Go through the records below line by line. Count the lines with "make" and give the count alone.
##### RECORDED INFORMATION
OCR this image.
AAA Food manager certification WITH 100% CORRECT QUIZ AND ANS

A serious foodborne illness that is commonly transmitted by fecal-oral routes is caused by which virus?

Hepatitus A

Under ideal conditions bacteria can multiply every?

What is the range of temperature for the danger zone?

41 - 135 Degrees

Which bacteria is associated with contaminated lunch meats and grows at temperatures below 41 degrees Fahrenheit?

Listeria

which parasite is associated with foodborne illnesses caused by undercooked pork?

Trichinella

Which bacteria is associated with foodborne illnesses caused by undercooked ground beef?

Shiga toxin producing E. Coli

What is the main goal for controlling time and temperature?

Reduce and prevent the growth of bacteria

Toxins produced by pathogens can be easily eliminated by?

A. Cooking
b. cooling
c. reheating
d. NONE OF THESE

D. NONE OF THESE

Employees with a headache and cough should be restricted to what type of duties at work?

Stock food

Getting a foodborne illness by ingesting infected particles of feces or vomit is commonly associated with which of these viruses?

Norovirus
##########
##### RECORDED INFORMATION
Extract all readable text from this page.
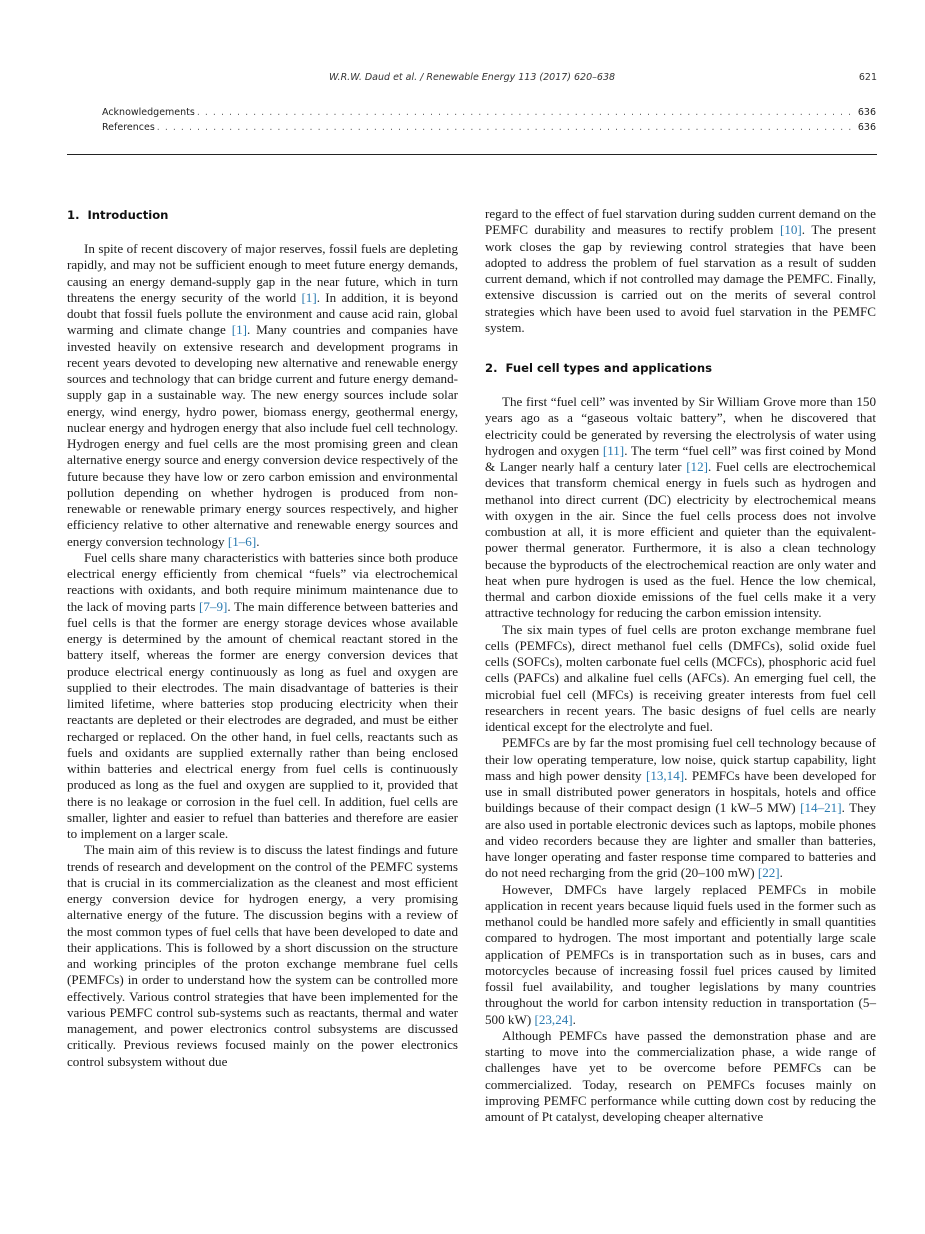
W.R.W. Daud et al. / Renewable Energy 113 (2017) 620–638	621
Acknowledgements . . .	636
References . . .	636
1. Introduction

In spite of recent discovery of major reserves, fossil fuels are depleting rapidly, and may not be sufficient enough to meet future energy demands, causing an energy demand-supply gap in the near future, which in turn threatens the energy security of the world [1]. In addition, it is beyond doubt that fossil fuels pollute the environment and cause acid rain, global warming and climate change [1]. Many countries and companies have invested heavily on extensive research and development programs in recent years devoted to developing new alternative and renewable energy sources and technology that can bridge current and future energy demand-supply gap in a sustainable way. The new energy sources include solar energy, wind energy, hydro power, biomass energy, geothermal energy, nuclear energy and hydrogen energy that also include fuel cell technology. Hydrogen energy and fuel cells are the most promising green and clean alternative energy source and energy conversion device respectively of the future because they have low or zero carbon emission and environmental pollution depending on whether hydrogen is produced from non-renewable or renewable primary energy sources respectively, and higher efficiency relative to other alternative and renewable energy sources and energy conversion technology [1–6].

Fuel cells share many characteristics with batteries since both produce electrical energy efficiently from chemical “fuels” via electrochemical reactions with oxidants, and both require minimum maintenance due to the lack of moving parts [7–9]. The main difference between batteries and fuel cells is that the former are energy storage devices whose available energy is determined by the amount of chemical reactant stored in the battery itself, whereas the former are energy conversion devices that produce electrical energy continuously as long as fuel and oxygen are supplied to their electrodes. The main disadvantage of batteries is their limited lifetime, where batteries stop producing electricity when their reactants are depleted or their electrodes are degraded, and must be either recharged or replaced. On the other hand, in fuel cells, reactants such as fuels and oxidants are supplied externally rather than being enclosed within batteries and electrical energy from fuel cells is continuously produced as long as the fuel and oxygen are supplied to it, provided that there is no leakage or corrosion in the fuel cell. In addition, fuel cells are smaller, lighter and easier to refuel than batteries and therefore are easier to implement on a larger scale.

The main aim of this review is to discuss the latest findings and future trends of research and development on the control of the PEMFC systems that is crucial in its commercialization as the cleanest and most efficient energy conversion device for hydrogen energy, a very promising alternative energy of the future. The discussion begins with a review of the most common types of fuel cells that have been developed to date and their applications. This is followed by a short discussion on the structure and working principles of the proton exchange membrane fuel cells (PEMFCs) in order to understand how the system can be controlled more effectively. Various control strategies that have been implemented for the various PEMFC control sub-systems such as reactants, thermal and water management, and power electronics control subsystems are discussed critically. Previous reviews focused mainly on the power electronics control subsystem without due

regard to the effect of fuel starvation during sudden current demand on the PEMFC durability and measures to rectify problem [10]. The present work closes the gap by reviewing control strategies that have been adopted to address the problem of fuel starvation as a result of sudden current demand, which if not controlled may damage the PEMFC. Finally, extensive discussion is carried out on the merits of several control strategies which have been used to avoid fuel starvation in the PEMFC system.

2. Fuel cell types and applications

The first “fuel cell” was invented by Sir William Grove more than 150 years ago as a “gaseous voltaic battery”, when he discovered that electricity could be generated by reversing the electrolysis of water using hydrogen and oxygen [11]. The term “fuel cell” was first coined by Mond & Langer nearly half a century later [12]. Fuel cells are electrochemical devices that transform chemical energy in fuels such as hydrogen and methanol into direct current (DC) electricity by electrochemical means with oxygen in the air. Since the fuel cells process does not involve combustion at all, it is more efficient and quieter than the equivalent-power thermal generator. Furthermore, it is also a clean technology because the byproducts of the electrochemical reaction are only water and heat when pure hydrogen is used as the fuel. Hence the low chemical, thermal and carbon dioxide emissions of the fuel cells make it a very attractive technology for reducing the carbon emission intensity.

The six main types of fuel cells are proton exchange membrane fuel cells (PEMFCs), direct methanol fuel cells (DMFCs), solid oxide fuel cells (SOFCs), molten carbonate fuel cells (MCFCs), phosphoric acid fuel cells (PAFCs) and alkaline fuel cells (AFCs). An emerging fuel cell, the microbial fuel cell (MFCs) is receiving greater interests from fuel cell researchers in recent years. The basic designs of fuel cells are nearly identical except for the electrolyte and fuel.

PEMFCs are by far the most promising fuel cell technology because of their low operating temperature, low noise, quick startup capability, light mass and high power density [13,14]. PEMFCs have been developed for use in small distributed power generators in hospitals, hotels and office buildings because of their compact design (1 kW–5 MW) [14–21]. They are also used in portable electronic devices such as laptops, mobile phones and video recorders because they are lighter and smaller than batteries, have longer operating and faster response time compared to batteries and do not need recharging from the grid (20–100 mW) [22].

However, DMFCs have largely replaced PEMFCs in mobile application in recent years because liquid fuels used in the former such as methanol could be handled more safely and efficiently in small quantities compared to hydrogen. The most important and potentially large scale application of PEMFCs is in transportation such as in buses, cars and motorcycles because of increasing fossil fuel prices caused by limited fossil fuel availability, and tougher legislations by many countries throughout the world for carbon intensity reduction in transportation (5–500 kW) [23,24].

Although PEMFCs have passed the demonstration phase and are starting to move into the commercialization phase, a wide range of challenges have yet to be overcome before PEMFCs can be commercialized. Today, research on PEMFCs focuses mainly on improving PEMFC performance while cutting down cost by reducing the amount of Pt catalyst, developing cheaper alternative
##########
##### RECORDED INFORMATION
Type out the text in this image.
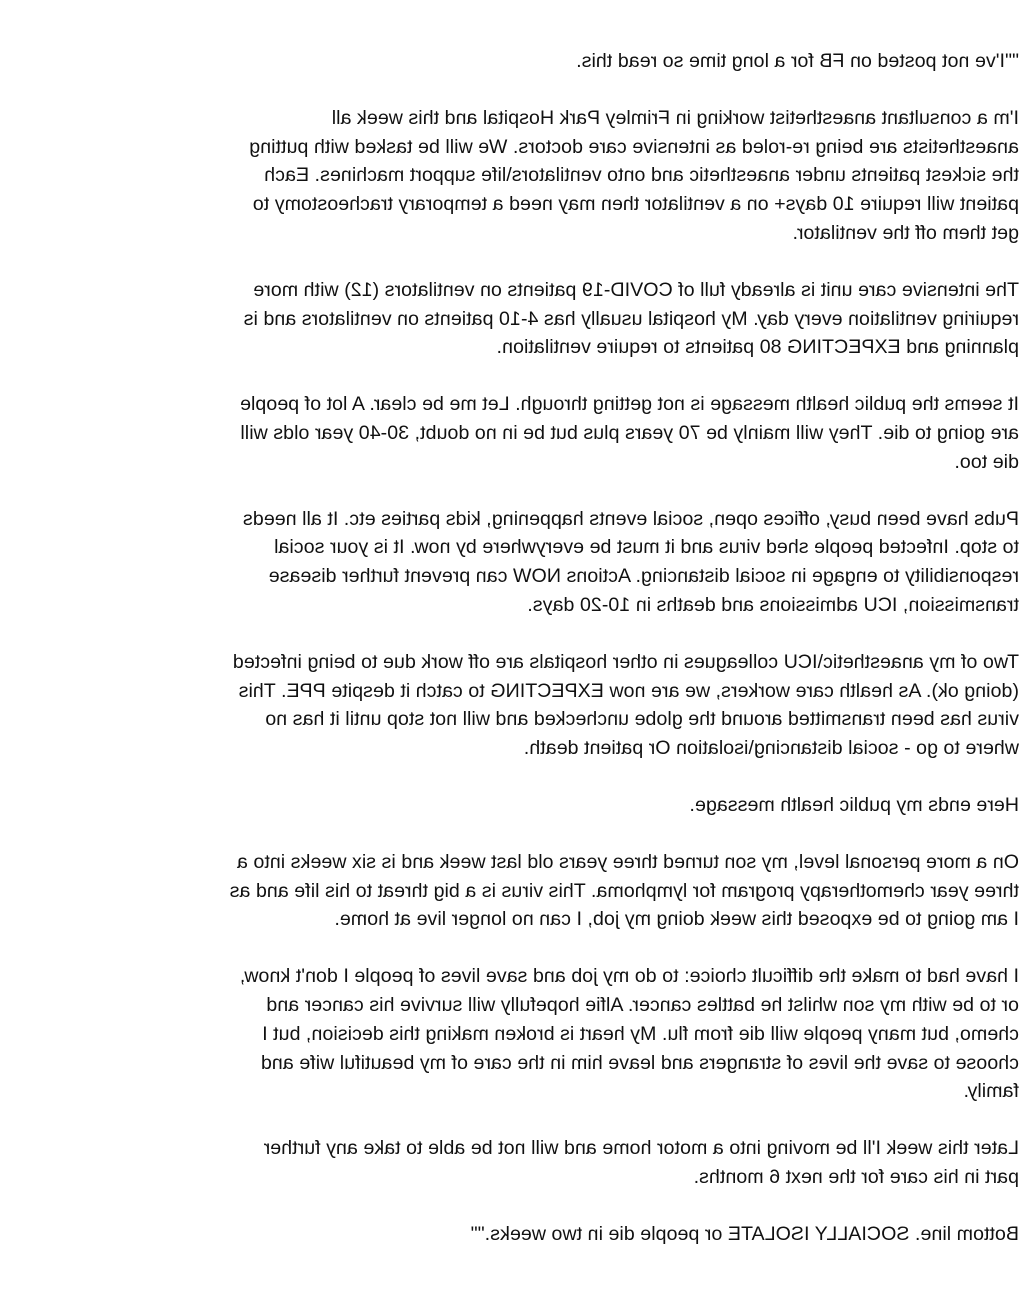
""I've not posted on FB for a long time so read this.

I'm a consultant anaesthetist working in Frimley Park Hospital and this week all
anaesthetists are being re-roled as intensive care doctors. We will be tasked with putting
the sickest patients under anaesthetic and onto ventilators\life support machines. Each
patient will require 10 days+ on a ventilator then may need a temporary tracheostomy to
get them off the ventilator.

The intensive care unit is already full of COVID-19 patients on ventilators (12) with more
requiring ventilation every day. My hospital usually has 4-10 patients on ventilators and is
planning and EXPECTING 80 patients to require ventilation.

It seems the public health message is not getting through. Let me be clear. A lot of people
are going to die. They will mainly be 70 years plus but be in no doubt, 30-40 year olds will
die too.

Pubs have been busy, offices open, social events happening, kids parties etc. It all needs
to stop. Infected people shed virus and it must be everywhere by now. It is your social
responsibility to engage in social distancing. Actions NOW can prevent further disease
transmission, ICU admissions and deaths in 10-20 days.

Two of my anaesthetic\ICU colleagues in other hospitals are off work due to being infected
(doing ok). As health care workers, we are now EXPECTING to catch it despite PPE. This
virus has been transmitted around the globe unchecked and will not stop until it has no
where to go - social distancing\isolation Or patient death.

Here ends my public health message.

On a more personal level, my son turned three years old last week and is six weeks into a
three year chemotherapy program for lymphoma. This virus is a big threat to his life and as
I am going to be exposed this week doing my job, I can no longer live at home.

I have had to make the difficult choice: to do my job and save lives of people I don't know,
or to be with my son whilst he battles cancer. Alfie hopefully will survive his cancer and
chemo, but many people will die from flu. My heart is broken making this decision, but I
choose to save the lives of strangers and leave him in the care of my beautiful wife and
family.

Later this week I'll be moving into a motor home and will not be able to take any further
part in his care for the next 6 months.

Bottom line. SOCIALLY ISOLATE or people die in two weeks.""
##########
» EXERCISE OUTPUT: 2